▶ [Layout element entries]
⁂

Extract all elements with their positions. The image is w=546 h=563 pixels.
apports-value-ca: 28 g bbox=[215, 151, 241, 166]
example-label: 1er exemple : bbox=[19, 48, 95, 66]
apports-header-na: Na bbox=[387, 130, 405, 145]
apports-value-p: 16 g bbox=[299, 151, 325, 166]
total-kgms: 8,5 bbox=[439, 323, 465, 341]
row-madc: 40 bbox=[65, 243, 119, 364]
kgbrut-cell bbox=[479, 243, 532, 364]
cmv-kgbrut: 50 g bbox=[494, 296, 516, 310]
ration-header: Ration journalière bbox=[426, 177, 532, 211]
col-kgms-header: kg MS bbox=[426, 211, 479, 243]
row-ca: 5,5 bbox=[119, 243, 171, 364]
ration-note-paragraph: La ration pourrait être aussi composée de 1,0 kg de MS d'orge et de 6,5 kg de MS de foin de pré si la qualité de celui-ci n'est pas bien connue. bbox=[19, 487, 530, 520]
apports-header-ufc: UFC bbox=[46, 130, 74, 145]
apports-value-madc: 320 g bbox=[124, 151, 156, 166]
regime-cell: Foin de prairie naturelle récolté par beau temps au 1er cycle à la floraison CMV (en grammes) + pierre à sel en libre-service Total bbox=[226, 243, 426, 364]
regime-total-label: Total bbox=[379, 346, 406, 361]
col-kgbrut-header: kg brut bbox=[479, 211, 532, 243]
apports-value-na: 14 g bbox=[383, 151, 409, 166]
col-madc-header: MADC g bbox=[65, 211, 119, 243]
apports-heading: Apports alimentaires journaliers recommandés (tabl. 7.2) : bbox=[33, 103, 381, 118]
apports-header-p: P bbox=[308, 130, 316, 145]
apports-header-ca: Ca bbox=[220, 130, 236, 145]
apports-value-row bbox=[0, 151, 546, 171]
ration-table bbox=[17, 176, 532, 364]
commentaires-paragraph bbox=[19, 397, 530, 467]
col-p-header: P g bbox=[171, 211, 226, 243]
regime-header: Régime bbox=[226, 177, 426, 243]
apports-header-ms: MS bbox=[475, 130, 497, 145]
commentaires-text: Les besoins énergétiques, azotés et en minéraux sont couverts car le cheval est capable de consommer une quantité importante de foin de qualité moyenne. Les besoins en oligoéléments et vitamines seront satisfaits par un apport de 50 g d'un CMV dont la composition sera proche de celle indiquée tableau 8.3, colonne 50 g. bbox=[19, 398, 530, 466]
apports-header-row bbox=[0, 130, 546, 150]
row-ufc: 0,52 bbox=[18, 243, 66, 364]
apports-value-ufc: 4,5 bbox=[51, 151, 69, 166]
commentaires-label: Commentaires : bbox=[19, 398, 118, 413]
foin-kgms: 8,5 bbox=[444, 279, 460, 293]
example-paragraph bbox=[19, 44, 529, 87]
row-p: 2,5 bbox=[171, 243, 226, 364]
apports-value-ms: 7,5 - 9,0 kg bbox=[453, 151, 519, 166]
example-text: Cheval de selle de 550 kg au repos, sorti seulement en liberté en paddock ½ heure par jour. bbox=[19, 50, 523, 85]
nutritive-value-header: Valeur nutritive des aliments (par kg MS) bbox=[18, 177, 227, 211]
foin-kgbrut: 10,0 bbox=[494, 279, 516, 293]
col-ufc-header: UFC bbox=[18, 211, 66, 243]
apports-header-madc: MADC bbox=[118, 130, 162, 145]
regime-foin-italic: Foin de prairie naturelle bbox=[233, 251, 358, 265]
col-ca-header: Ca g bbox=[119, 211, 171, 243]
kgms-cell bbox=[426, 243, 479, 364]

⁂

▶ [WRITTEN PROBLEM] Return every line of the records above that contains the string "commentaires", matching case exactly.

▶ [ANSWER]
commentaires-paragraph bbox=[19, 397, 530, 467]
commentaires-text: Les besoins énergétiques, azotés et en minéraux sont couverts car le cheval est capable de consommer une quantité importante de foin de qualité moyenne. Les besoins en oligoéléments et vitamines seront satisfaits par un apport de 50 g d'un CMV dont la composition sera proche de celle indiquée tableau 8.3, colonne 50 g. bbox=[19, 398, 530, 466]
commentaires-label: Commentaires : bbox=[19, 398, 118, 413]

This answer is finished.